Excerpted records –
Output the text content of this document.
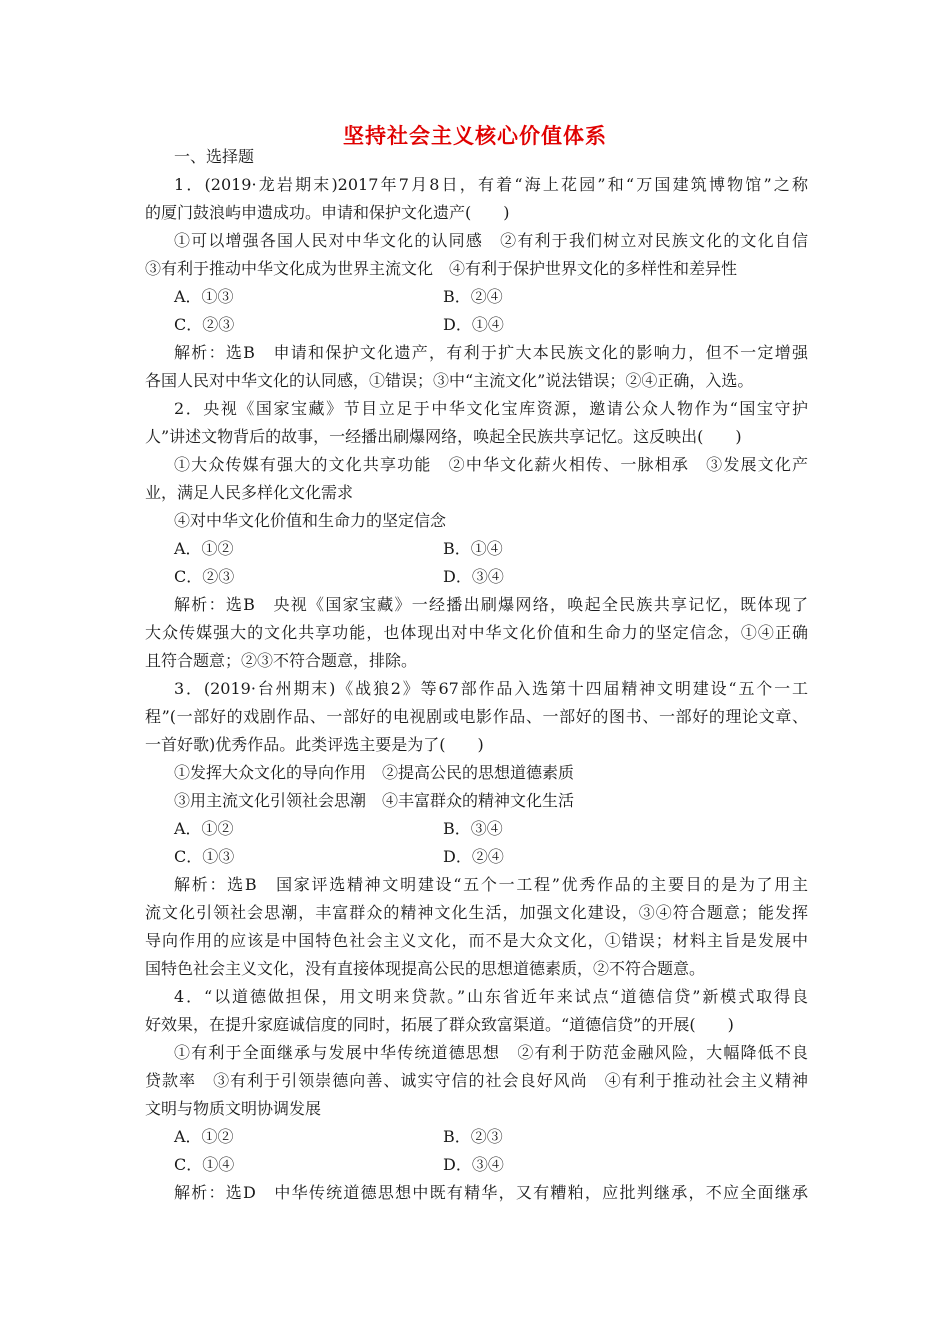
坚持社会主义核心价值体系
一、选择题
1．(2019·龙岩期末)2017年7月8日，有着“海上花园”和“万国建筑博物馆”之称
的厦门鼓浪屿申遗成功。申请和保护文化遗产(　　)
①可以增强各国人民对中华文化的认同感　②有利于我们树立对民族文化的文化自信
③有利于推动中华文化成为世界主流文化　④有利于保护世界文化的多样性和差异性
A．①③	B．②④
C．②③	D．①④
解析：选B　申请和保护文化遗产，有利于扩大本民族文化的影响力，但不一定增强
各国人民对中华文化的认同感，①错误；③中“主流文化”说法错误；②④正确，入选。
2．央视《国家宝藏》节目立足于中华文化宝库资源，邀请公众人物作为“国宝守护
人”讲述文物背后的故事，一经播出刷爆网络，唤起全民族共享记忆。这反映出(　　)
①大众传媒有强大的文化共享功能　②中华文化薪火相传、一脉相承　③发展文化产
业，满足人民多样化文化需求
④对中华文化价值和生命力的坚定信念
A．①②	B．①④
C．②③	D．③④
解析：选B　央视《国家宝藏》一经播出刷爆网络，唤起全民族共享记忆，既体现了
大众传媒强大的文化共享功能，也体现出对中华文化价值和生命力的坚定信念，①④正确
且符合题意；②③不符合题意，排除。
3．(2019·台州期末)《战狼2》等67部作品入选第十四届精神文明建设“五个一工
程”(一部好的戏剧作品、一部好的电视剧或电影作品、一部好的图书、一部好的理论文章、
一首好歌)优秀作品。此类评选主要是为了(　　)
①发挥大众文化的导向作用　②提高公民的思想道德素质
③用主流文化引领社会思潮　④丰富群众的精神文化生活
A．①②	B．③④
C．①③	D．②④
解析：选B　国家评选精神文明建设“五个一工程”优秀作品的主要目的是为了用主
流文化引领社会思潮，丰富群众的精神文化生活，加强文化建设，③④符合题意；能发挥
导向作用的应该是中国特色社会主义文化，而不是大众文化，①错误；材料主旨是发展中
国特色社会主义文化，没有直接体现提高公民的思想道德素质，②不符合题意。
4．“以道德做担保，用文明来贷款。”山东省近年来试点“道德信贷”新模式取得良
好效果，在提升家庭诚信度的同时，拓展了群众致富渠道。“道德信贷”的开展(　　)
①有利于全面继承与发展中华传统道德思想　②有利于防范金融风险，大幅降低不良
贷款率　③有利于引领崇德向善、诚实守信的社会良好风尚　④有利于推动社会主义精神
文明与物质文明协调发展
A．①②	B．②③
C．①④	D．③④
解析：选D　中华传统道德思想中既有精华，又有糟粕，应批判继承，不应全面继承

Aim of the exercise –
Find every line in the listing that holds the string "申请和保护文化遗产", then say how many there are as a bare number.

Task response –
2